## [What is required]
Quote the records beneath, complete and exact. Leave out images.

## [Task material]
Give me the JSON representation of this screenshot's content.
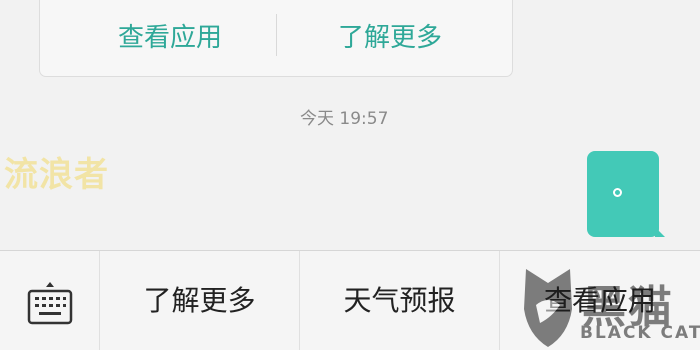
{
  "message_card": {
    "actions": [
      {
        "label": "查看应用"
      },
      {
        "label": "了解更多"
      }
    ]
  },
  "timestamp": "今天  19:57",
  "watermark_top": "流浪者",
  "sent_bubble": {
    "color": "#43c9b7",
    "content_icon": "circle-dot-icon"
  },
  "bottom_bar": {
    "keyboard_icon": "keyboard-icon",
    "menu": [
      {
        "label": "了解更多"
      },
      {
        "label": "天气预报"
      },
      {
        "label": "查看应用"
      }
    ]
  },
  "brand_watermark": {
    "cn": "黑猫",
    "en": "BLACK CAT"
  },
  "colors": {
    "accent_teal": "#2ea898",
    "bubble_teal": "#43c9b7",
    "background": "#f2f2f2",
    "watermark_yellow": "#f2e4a6"
  }
}
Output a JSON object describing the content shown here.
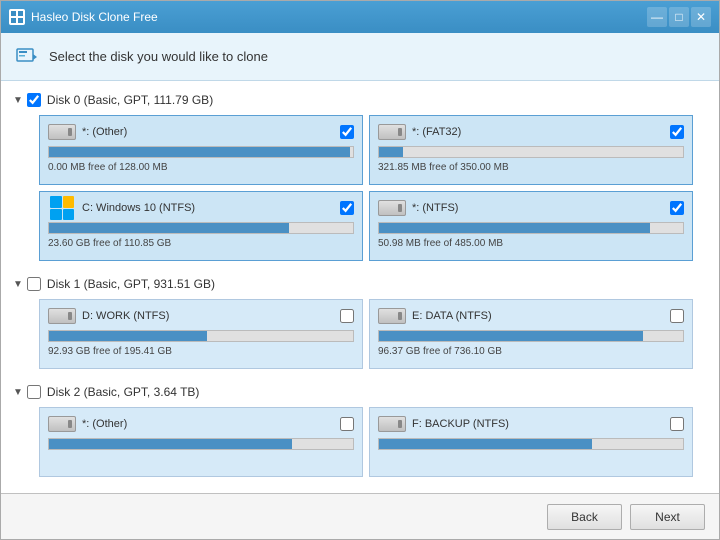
{
  "window": {
    "title": "Hasleo Disk Clone Free",
    "titlebar_icon": "H",
    "controls": {
      "minimize": "—",
      "maximize": "□",
      "close": "✕"
    }
  },
  "header": {
    "icon": "→",
    "text": "Select the disk you would like to clone"
  },
  "disks": [
    {
      "id": "disk0",
      "label": "Disk 0 (Basic, GPT, 111.79 GB)",
      "expanded": true,
      "checked": true,
      "partitions": [
        {
          "id": "p0_0",
          "name": "*: (Other)",
          "checked": true,
          "icon_type": "drive",
          "free_text": "0.00 MB free of 128.00 MB",
          "fill_pct": 99
        },
        {
          "id": "p0_1",
          "name": "*: (FAT32)",
          "checked": true,
          "icon_type": "drive",
          "free_text": "321.85 MB free of 350.00 MB",
          "fill_pct": 8
        },
        {
          "id": "p0_2",
          "name": "C: Windows 10 (NTFS)",
          "checked": true,
          "icon_type": "windows",
          "free_text": "23.60 GB free of 110.85 GB",
          "fill_pct": 79
        },
        {
          "id": "p0_3",
          "name": "*: (NTFS)",
          "checked": true,
          "icon_type": "drive",
          "free_text": "50.98 MB free of 485.00 MB",
          "fill_pct": 89
        }
      ]
    },
    {
      "id": "disk1",
      "label": "Disk 1 (Basic, GPT, 931.51 GB)",
      "expanded": true,
      "checked": false,
      "partitions": [
        {
          "id": "p1_0",
          "name": "D: WORK (NTFS)",
          "checked": false,
          "icon_type": "drive",
          "free_text": "92.93 GB free of 195.41 GB",
          "fill_pct": 52
        },
        {
          "id": "p1_1",
          "name": "E: DATA (NTFS)",
          "checked": false,
          "icon_type": "drive",
          "free_text": "96.37 GB free of 736.10 GB",
          "fill_pct": 87
        }
      ]
    },
    {
      "id": "disk2",
      "label": "Disk 2 (Basic, GPT, 3.64 TB)",
      "expanded": true,
      "checked": false,
      "partitions": [
        {
          "id": "p2_0",
          "name": "*: (Other)",
          "checked": false,
          "icon_type": "drive",
          "free_text": "",
          "fill_pct": 80
        },
        {
          "id": "p2_1",
          "name": "F: BACKUP (NTFS)",
          "checked": false,
          "icon_type": "drive",
          "free_text": "",
          "fill_pct": 70
        }
      ]
    }
  ],
  "footer": {
    "back_label": "Back",
    "next_label": "Next"
  }
}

## [Response for this exercise]
Give me the JSON representation of this screenshot's content.
{
  "message_card": {
    "actions": [
      {
        "label": "查看应用"
      },
      {
        "label": "了解更多"
      }
    ]
  },
  "timestamp": "今天  19:57",
  "watermark_top": "流浪者",
  "sent_bubble": {
    "color": "#43c9b7",
    "content_icon": "circle-dot-icon"
  },
  "bottom_bar": {
    "keyboard_icon": "keyboard-icon",
    "menu": [
      {
        "label": "了解更多"
      },
      {
        "label": "天气预报"
      },
      {
        "label": "查看应用"
      }
    ]
  },
  "brand_watermark": {
    "cn": "黑猫",
    "en": "BLACK CAT"
  },
  "colors": {
    "accent_teal": "#2ea898",
    "bubble_teal": "#43c9b7",
    "background": "#f2f2f2",
    "watermark_yellow": "#f2e4a6"
  }
}
Output a JSON object describing the content shown here.
{
  "window": {
    "title": "Hasleo Disk Clone Free",
    "titlebar_icon": "H",
    "controls": {
      "minimize": "—",
      "maximize": "□",
      "close": "✕"
    }
  },
  "header": {
    "icon": "→",
    "text": "Select the disk you would like to clone"
  },
  "disks": [
    {
      "id": "disk0",
      "label": "Disk 0 (Basic, GPT, 111.79 GB)",
      "expanded": true,
      "checked": true,
      "partitions": [
        {
          "id": "p0_0",
          "name": "*: (Other)",
          "checked": true,
          "icon_type": "drive",
          "free_text": "0.00 MB free of 128.00 MB",
          "fill_pct": 99
        },
        {
          "id": "p0_1",
          "name": "*: (FAT32)",
          "checked": true,
          "icon_type": "drive",
          "free_text": "321.85 MB free of 350.00 MB",
          "fill_pct": 8
        },
        {
          "id": "p0_2",
          "name": "C: Windows 10 (NTFS)",
          "checked": true,
          "icon_type": "windows",
          "free_text": "23.60 GB free of 110.85 GB",
          "fill_pct": 79
        },
        {
          "id": "p0_3",
          "name": "*: (NTFS)",
          "checked": true,
          "icon_type": "drive",
          "free_text": "50.98 MB free of 485.00 MB",
          "fill_pct": 89
        }
      ]
    },
    {
      "id": "disk1",
      "label": "Disk 1 (Basic, GPT, 931.51 GB)",
      "expanded": true,
      "checked": false,
      "partitions": [
        {
          "id": "p1_0",
          "name": "D: WORK (NTFS)",
          "checked": false,
          "icon_type": "drive",
          "free_text": "92.93 GB free of 195.41 GB",
          "fill_pct": 52
        },
        {
          "id": "p1_1",
          "name": "E: DATA (NTFS)",
          "checked": false,
          "icon_type": "drive",
          "free_text": "96.37 GB free of 736.10 GB",
          "fill_pct": 87
        }
      ]
    },
    {
      "id": "disk2",
      "label": "Disk 2 (Basic, GPT, 3.64 TB)",
      "expanded": true,
      "checked": false,
      "partitions": [
        {
          "id": "p2_0",
          "name": "*: (Other)",
          "checked": false,
          "icon_type": "drive",
          "free_text": "",
          "fill_pct": 80
        },
        {
          "id": "p2_1",
          "name": "F: BACKUP (NTFS)",
          "checked": false,
          "icon_type": "drive",
          "free_text": "",
          "fill_pct": 70
        }
      ]
    }
  ],
  "footer": {
    "back_label": "Back",
    "next_label": "Next"
  }
}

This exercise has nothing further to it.